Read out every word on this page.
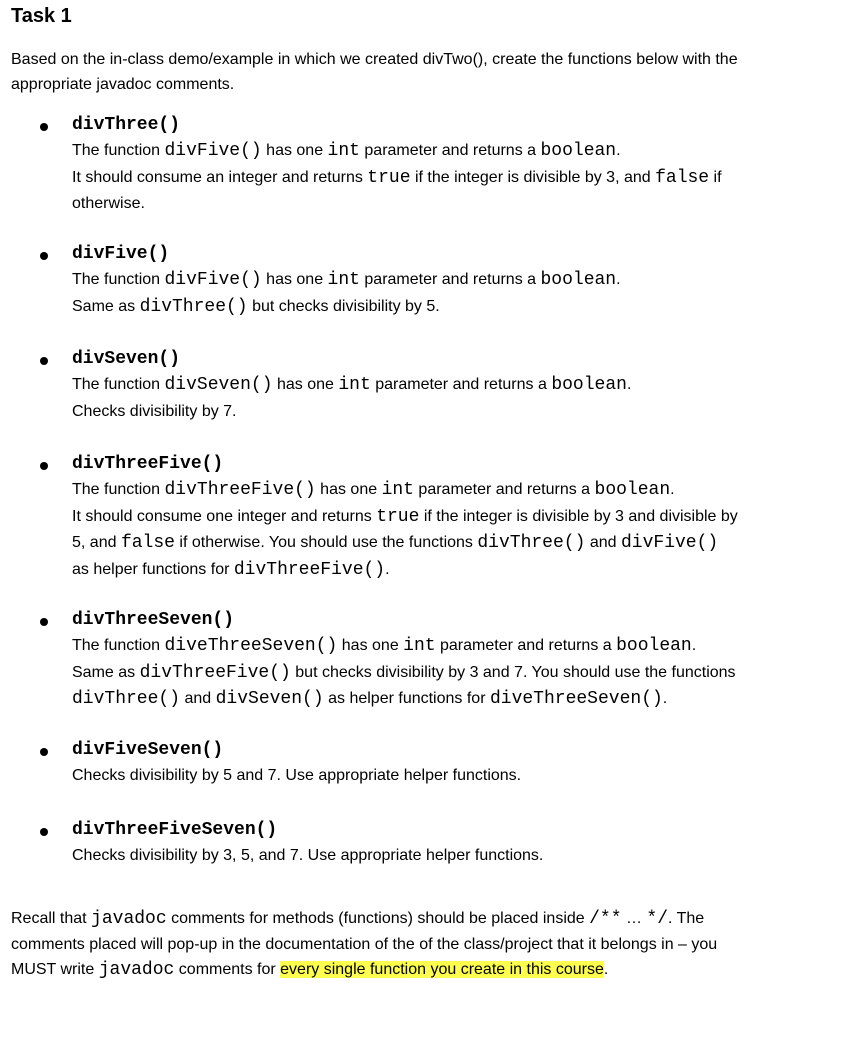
Task 1

Based on the in-class demo/example in which we created divTwo(), create the functions below with the
appropriate javadoc comments.

divThree()
The function divFive() has one int parameter and returns a boolean.
It should consume an integer and returns true if the integer is divisible by 3, and false if
otherwise.
divFive()
The function divFive() has one int parameter and returns a boolean.
Same as divThree() but checks divisibility by 5.
divSeven()
The function divSeven() has one int parameter and returns a boolean.
Checks divisibility by 7.
divThreeFive()
The function divThreeFive() has one int parameter and returns a boolean.
It should consume one integer and returns true if the integer is divisible by 3 and divisible by
5, and false if otherwise. You should use the functions divThree() and divFive()
as helper functions for divThreeFive().
divThreeSeven()
The function diveThreeSeven() has one int parameter and returns a boolean.
Same as divThreeFive() but checks divisibility by 3 and 7. You should use the functions
divThree() and divSeven() as helper functions for diveThreeSeven().
divFiveSeven()
Checks divisibility by 5 and 7. Use appropriate helper functions.
divThreeFiveSeven()
Checks divisibility by 3, 5, and 7. Use appropriate helper functions.

Recall that javadoc comments for methods (functions) should be placed inside /** … */. The
comments placed will pop-up in the documentation of the of the class/project that it belongs in – you
MUST write javadoc comments for every single function you create in this course.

What you are asked to do
Tally the lines in the listing that hold "class" and report the number alone.

Response to this task
2